§ Exercise directions: Check every line of the material below for "name". Give the number of lines that have it, and only that.

***** Data supplied

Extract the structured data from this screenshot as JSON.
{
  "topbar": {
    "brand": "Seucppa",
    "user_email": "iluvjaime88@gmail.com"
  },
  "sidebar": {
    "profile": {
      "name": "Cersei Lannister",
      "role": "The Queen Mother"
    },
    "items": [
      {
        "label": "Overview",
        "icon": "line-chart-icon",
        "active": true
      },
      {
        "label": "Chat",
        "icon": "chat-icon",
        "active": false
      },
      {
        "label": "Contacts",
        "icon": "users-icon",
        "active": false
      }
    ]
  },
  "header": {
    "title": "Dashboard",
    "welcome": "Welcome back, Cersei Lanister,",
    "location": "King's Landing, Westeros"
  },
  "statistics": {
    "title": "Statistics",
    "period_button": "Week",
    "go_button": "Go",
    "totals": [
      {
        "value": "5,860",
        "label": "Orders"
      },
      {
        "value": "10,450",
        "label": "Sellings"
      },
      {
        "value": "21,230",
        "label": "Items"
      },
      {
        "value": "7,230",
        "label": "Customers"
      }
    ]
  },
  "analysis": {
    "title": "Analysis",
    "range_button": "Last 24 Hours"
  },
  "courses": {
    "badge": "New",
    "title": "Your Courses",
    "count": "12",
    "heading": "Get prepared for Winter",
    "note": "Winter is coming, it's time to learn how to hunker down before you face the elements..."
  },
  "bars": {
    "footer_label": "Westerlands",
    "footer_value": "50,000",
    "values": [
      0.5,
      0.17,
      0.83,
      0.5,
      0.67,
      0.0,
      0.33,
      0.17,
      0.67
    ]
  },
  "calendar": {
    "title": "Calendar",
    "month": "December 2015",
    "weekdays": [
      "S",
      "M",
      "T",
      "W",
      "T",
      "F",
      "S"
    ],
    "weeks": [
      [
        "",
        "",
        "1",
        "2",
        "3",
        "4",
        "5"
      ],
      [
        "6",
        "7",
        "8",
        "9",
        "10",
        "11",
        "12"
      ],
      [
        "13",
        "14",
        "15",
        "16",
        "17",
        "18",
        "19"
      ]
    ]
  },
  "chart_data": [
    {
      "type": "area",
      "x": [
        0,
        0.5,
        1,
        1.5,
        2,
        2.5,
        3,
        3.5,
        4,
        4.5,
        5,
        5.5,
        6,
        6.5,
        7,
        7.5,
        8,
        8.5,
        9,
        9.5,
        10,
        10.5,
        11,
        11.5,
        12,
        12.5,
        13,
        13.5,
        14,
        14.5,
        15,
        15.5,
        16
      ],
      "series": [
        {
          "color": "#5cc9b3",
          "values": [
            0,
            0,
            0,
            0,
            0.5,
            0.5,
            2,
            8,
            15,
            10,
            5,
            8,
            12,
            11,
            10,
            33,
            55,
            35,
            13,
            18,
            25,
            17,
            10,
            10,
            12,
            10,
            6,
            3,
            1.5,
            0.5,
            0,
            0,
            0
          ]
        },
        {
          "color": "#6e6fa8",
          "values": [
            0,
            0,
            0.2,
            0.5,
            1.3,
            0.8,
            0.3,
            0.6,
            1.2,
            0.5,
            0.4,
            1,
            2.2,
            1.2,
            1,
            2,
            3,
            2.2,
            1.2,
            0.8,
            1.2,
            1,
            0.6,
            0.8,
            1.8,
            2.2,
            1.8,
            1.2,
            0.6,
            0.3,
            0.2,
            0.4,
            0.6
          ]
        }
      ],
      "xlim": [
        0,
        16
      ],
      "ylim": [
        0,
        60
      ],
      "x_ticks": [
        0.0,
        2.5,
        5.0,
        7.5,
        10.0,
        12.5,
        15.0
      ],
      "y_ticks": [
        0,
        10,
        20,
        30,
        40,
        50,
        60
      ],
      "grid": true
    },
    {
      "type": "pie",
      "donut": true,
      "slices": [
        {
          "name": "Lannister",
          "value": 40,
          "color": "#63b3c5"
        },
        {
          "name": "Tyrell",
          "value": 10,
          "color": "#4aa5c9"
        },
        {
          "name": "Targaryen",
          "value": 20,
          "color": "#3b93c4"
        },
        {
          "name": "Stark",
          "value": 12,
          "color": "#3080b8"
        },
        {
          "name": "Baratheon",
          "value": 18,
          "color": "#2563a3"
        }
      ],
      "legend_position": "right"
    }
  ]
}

**********

§ Response: 6